>>>>>
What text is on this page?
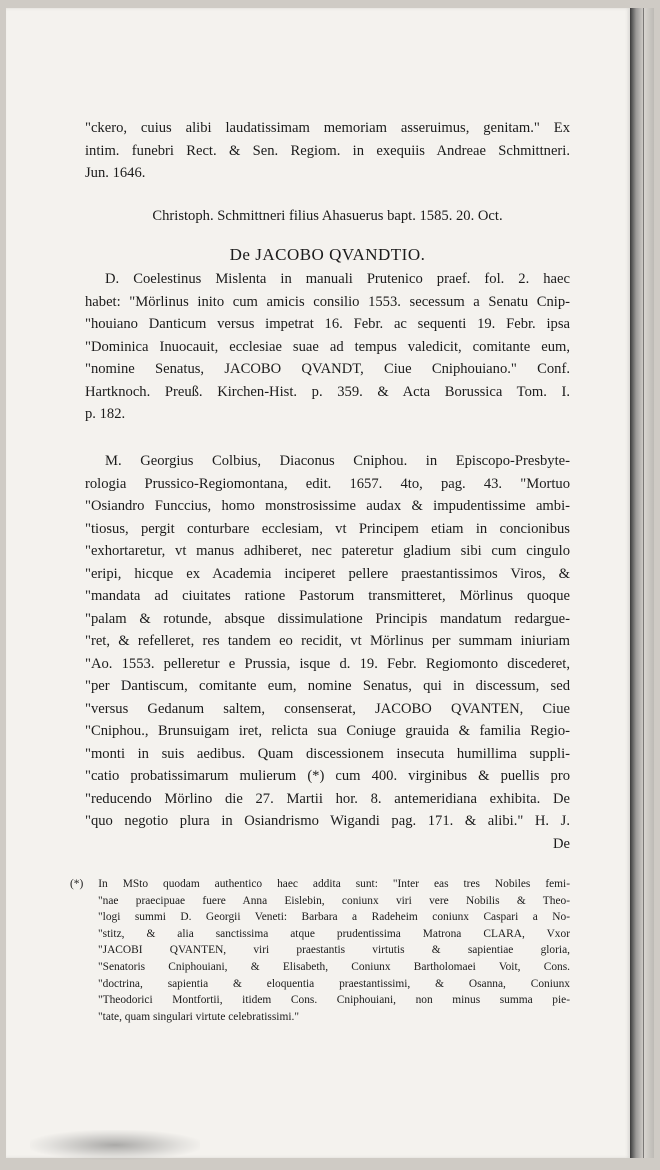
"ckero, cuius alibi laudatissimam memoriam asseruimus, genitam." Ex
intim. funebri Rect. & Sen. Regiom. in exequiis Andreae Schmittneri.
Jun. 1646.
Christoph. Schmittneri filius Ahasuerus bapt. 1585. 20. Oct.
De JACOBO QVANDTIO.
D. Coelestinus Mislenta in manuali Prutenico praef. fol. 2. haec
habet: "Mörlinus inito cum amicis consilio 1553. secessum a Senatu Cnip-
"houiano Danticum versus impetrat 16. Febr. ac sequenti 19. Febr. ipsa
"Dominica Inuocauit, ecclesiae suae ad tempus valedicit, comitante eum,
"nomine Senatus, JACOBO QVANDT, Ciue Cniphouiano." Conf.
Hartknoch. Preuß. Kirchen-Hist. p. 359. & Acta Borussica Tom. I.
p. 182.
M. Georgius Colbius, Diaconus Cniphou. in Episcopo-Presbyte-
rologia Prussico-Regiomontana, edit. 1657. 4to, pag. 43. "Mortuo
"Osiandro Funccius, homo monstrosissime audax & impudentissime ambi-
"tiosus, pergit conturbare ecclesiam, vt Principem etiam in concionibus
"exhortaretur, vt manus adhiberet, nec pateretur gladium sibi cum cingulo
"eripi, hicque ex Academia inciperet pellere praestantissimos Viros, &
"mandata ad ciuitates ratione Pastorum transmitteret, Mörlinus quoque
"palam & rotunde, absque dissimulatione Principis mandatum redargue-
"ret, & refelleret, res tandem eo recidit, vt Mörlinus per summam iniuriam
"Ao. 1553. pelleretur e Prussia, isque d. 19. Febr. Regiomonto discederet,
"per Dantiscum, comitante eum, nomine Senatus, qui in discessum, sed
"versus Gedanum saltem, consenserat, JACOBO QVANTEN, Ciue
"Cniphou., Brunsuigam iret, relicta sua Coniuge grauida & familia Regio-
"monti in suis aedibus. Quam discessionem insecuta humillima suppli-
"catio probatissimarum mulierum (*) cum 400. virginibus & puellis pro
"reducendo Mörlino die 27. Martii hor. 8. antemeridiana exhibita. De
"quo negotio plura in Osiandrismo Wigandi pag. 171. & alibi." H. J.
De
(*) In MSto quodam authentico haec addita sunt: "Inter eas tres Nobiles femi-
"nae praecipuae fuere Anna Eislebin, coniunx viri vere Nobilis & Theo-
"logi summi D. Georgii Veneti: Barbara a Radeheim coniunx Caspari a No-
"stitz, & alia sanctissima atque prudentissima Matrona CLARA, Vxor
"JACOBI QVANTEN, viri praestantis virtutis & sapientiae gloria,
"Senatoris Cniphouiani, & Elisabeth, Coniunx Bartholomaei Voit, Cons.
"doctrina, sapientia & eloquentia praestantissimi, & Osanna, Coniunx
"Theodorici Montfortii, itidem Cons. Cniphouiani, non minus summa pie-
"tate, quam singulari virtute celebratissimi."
<<<<<
>>>>>
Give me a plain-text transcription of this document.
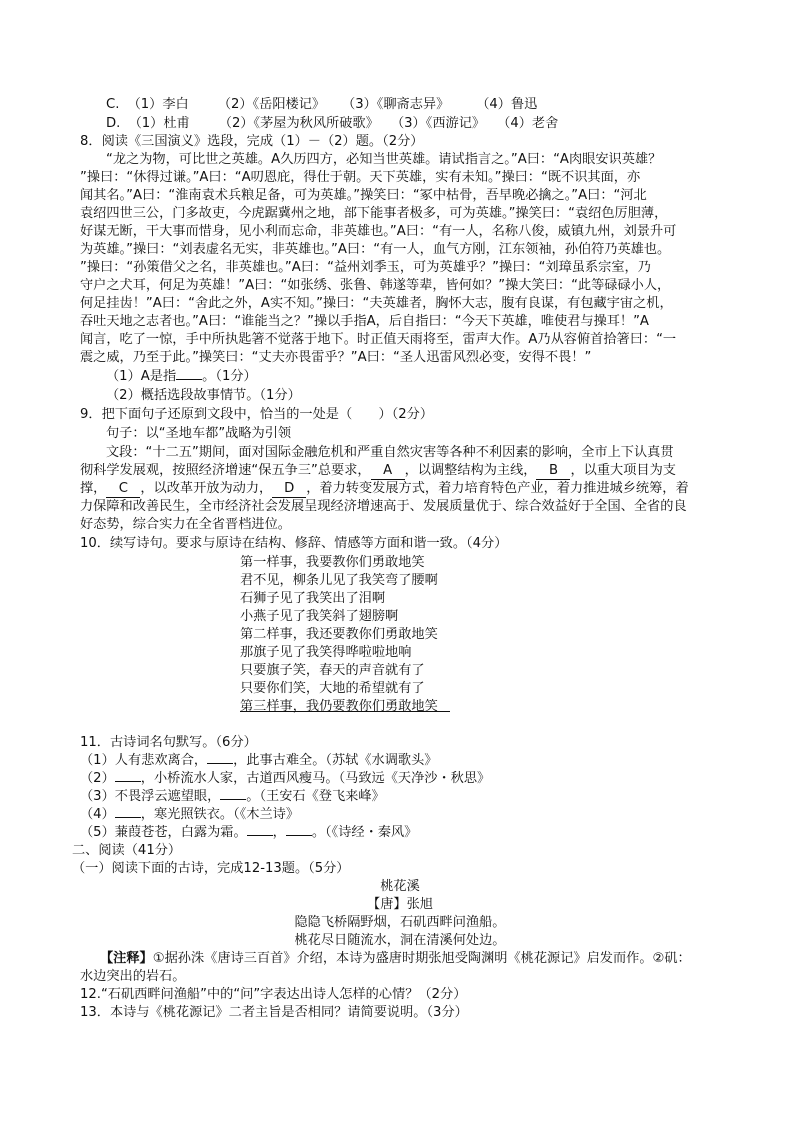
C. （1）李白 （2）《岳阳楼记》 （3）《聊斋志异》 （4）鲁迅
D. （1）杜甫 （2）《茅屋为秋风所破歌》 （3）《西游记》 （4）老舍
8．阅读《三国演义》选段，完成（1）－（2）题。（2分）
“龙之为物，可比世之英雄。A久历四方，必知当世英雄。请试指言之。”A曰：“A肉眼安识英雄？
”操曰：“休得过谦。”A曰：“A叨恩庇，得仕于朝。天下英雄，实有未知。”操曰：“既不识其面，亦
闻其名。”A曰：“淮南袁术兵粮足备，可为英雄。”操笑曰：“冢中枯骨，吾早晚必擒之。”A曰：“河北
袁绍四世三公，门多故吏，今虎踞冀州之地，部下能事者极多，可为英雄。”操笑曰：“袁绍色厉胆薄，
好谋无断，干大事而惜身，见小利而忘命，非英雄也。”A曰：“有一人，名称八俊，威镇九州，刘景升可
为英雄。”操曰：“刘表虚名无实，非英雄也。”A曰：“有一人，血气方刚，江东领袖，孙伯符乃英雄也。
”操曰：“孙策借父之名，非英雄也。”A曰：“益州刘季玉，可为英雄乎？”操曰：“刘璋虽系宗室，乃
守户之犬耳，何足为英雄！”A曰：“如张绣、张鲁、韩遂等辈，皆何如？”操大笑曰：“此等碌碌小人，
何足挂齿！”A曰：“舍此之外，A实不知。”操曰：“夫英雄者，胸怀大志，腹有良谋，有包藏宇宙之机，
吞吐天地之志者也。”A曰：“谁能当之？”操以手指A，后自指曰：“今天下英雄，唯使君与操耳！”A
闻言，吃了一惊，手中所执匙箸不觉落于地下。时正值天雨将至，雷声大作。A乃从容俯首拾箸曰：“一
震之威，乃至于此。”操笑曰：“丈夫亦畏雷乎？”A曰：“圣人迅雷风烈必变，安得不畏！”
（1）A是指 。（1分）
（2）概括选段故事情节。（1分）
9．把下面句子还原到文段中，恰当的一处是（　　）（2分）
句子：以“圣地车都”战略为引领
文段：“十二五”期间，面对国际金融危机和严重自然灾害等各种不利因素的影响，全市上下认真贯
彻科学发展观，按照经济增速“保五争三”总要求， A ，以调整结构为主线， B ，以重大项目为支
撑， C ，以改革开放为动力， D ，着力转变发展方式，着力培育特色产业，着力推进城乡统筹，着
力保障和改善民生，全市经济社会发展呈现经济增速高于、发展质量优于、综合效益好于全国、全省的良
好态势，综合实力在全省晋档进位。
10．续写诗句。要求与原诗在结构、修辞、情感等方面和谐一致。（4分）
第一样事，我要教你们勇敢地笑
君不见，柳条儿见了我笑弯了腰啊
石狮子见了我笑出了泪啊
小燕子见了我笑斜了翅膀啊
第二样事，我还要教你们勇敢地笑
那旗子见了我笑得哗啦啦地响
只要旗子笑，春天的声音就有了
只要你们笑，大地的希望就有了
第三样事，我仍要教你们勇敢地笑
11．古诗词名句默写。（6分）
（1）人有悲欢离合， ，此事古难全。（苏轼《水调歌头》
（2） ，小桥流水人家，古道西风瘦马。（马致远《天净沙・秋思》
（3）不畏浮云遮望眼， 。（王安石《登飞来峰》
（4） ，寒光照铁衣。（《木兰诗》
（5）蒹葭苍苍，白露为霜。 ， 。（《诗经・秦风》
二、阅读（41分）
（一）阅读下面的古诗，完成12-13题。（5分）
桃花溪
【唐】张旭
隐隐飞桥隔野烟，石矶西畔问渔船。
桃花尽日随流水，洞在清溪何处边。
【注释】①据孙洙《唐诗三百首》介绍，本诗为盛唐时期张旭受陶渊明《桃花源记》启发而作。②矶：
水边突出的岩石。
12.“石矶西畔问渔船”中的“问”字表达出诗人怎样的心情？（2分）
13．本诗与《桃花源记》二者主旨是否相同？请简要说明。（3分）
<<<<<
>>>>>
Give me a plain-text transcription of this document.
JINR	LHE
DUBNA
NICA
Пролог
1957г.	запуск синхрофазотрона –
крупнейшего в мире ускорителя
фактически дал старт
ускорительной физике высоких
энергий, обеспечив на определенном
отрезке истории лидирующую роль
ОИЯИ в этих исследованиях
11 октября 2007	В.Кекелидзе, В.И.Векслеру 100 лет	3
<<<<<
In the listing above, how many lines hold the word "comitante"? Give the number and nothing more.

[The response] 2